● SET EXERCISE
Hunt for the word "type" across the entries below, copying each line that holds it.

-- start of TASK MATERIAL --

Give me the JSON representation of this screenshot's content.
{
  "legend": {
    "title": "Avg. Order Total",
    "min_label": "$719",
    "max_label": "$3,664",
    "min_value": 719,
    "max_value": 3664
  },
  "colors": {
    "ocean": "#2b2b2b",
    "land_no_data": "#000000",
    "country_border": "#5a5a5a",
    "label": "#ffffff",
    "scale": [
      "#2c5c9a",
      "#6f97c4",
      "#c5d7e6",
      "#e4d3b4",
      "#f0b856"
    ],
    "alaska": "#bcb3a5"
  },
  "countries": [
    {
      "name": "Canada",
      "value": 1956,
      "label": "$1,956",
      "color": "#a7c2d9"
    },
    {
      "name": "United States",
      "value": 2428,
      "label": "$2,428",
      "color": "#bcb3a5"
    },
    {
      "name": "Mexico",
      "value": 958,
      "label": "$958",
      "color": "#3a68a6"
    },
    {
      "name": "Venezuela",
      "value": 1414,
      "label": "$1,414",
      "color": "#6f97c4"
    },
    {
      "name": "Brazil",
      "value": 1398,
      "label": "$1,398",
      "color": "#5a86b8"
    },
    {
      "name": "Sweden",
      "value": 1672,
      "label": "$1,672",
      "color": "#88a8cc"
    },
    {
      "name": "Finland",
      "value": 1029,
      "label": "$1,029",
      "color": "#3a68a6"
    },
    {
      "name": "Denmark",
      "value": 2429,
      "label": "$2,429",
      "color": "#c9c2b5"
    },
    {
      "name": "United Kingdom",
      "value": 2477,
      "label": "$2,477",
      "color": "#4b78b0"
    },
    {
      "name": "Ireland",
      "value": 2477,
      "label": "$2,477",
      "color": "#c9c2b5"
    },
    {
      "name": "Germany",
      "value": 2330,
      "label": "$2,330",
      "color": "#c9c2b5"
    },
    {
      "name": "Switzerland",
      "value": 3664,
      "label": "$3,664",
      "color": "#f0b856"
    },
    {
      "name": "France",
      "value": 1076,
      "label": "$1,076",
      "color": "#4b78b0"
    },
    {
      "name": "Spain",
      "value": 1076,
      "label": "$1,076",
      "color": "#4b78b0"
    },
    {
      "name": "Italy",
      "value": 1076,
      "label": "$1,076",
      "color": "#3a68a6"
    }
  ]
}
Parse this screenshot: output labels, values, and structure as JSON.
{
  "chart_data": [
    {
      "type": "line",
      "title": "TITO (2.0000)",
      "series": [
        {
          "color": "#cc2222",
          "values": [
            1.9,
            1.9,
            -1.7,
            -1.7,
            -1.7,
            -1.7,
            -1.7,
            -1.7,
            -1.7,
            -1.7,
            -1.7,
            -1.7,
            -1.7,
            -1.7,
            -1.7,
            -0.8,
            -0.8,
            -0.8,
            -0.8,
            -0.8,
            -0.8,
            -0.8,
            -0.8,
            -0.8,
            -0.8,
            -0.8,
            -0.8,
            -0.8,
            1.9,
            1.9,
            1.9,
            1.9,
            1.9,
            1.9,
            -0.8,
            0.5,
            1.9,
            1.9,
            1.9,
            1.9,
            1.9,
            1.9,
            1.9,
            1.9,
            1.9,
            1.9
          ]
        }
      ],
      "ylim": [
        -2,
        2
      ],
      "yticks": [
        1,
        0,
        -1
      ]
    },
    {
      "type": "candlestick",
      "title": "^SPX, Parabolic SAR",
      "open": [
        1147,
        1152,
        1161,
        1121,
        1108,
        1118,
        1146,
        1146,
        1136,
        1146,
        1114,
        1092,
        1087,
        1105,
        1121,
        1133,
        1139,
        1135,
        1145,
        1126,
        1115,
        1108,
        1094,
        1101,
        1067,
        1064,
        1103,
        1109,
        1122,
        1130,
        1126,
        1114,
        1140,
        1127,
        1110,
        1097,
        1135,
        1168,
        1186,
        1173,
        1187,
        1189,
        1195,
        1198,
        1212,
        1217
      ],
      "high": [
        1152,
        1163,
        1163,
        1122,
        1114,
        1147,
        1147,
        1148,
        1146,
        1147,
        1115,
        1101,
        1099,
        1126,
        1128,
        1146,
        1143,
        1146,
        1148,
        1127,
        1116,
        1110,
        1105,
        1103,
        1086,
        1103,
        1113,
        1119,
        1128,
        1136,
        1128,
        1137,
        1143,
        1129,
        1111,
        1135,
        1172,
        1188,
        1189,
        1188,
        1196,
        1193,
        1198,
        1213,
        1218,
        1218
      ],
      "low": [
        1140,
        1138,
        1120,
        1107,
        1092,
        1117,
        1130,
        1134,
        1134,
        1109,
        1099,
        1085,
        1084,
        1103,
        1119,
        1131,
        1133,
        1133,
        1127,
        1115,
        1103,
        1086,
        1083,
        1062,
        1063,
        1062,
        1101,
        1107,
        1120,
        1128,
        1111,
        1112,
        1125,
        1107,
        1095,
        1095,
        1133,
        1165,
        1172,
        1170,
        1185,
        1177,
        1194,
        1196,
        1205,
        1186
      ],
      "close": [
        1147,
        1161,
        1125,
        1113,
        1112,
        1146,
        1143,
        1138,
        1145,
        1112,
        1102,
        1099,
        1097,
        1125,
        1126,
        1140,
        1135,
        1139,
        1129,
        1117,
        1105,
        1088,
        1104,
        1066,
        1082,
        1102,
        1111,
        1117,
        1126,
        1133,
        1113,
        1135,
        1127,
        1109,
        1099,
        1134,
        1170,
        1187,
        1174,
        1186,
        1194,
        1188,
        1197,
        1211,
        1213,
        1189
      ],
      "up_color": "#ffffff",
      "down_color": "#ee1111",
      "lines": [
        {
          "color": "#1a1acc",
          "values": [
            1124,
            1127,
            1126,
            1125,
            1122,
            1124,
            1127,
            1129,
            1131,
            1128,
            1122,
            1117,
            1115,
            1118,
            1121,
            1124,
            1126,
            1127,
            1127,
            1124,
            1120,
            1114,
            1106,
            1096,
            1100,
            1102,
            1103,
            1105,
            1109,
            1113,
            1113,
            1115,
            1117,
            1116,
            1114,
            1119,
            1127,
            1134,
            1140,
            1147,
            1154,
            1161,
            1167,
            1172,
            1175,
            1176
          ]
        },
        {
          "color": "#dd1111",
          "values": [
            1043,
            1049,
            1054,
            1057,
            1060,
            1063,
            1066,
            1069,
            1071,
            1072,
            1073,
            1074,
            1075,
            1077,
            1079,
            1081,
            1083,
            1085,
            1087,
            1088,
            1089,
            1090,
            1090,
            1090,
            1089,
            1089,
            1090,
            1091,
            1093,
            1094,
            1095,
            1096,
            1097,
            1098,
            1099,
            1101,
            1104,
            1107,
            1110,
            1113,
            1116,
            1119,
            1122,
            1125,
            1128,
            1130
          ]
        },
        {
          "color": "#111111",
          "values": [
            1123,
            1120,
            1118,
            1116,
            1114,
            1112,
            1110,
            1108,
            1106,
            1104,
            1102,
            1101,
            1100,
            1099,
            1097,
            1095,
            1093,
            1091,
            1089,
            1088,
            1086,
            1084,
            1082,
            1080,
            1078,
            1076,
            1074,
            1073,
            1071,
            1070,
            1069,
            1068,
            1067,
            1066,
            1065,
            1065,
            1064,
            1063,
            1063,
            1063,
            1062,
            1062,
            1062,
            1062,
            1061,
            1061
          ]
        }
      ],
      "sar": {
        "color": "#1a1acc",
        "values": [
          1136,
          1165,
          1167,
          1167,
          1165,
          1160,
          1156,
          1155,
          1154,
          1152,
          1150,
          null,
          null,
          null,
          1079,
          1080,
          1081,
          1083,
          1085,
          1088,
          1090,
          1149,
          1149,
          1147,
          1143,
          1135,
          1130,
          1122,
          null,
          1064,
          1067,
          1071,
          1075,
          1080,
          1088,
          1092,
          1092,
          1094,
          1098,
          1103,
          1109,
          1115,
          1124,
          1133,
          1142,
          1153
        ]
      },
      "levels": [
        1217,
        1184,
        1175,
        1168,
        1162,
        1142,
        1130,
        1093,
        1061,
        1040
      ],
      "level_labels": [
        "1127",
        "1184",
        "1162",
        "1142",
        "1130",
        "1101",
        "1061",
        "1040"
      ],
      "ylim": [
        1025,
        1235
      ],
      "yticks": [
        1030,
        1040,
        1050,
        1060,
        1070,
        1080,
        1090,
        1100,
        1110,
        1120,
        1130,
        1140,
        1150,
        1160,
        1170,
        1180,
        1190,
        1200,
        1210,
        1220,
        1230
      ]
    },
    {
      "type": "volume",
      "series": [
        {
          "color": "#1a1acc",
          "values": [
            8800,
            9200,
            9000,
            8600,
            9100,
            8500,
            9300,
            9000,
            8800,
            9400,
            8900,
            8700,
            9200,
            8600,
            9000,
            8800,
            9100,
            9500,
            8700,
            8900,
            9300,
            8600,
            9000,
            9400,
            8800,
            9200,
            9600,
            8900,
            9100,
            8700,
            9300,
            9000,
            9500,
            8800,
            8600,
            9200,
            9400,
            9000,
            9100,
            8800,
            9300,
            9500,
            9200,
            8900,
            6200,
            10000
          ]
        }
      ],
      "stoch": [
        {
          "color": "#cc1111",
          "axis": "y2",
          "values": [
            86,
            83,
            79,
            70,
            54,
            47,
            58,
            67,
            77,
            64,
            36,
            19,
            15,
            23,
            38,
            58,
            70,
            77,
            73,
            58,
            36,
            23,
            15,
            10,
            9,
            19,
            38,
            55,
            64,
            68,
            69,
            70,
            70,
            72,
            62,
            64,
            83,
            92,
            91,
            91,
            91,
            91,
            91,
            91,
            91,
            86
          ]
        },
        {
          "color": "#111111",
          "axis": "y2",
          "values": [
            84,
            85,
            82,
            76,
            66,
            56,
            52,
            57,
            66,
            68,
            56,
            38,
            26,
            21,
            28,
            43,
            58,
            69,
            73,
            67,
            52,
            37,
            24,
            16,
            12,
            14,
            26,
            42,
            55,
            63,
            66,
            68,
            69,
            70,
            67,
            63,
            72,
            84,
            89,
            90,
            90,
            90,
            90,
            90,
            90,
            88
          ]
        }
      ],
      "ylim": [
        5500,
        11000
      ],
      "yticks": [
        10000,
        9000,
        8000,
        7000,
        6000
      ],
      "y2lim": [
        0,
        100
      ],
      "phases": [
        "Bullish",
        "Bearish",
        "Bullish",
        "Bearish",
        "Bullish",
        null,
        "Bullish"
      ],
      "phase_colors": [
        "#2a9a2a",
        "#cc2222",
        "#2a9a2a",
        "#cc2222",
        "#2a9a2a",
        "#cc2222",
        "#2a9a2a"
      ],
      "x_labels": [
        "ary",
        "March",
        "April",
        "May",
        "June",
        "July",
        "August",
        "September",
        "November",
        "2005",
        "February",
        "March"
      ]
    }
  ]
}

-- end of TASK MATERIAL --

● SOLUTION
      "type": "line",
      "type": "candlestick",
      "type": "volume",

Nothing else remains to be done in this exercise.